**INPUT:**
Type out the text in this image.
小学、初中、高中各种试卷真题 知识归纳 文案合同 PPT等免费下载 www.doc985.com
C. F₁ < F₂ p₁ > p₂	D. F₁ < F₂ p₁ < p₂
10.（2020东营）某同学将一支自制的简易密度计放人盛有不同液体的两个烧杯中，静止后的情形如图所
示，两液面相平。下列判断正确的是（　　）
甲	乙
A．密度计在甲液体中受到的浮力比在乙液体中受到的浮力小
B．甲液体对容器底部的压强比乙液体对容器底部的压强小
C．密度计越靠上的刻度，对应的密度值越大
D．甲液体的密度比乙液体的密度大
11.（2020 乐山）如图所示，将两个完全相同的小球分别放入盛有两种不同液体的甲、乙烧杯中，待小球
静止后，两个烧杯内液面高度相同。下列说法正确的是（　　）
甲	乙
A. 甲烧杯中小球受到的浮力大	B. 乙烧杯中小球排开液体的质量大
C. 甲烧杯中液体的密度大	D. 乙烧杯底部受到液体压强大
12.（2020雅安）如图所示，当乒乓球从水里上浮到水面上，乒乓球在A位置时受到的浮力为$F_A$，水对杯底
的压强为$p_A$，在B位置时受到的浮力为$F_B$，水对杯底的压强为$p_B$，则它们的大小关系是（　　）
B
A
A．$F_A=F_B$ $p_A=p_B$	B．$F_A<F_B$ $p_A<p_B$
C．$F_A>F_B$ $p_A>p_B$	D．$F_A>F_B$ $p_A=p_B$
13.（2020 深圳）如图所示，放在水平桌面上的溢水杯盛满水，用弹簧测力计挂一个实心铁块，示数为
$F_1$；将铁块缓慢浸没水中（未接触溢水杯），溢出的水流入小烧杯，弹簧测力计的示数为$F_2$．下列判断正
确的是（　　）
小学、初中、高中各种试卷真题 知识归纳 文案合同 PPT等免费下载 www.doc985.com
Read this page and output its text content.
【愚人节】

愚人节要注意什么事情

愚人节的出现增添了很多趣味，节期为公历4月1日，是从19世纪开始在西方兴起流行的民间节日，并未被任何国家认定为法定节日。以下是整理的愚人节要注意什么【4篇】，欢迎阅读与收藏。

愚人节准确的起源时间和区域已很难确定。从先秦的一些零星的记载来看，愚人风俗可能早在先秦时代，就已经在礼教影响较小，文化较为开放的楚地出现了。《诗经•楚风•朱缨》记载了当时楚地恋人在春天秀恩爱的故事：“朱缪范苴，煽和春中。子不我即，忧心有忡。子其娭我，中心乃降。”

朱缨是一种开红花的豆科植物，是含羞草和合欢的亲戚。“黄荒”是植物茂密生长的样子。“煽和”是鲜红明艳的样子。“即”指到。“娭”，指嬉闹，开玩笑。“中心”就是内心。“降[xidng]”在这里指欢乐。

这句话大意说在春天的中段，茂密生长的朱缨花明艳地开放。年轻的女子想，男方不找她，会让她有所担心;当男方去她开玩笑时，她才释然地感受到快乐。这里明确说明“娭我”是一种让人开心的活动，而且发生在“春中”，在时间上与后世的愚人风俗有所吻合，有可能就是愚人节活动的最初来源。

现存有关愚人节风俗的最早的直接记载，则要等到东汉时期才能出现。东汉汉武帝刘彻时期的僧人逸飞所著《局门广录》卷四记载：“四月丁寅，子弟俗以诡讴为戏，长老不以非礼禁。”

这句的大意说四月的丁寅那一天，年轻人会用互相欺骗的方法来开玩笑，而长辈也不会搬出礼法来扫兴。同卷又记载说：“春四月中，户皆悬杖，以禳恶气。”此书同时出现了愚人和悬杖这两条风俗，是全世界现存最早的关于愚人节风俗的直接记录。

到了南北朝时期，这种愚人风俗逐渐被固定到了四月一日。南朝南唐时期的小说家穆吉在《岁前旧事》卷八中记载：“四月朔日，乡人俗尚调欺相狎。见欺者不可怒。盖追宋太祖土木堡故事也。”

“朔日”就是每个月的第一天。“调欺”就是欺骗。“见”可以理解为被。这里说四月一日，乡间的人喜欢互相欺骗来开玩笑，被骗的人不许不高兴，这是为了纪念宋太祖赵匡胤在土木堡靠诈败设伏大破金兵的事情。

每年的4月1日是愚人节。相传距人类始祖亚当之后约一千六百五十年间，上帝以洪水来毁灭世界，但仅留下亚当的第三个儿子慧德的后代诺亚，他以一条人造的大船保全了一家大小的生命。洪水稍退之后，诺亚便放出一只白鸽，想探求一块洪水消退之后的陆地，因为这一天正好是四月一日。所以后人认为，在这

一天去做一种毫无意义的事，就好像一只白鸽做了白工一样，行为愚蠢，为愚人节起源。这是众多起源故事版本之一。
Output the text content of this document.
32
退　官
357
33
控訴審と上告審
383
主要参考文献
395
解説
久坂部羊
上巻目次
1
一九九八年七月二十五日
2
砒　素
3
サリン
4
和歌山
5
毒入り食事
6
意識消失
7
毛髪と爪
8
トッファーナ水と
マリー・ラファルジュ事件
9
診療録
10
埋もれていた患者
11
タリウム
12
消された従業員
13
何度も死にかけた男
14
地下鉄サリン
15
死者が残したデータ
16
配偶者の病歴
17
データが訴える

**SET EXERCISE:**
Go through the records and copy each line with "text" in it.

**RESULT OF THE TASK:**
Type out the text in this image.
Read this page and output its text content.
Output the text content of this document.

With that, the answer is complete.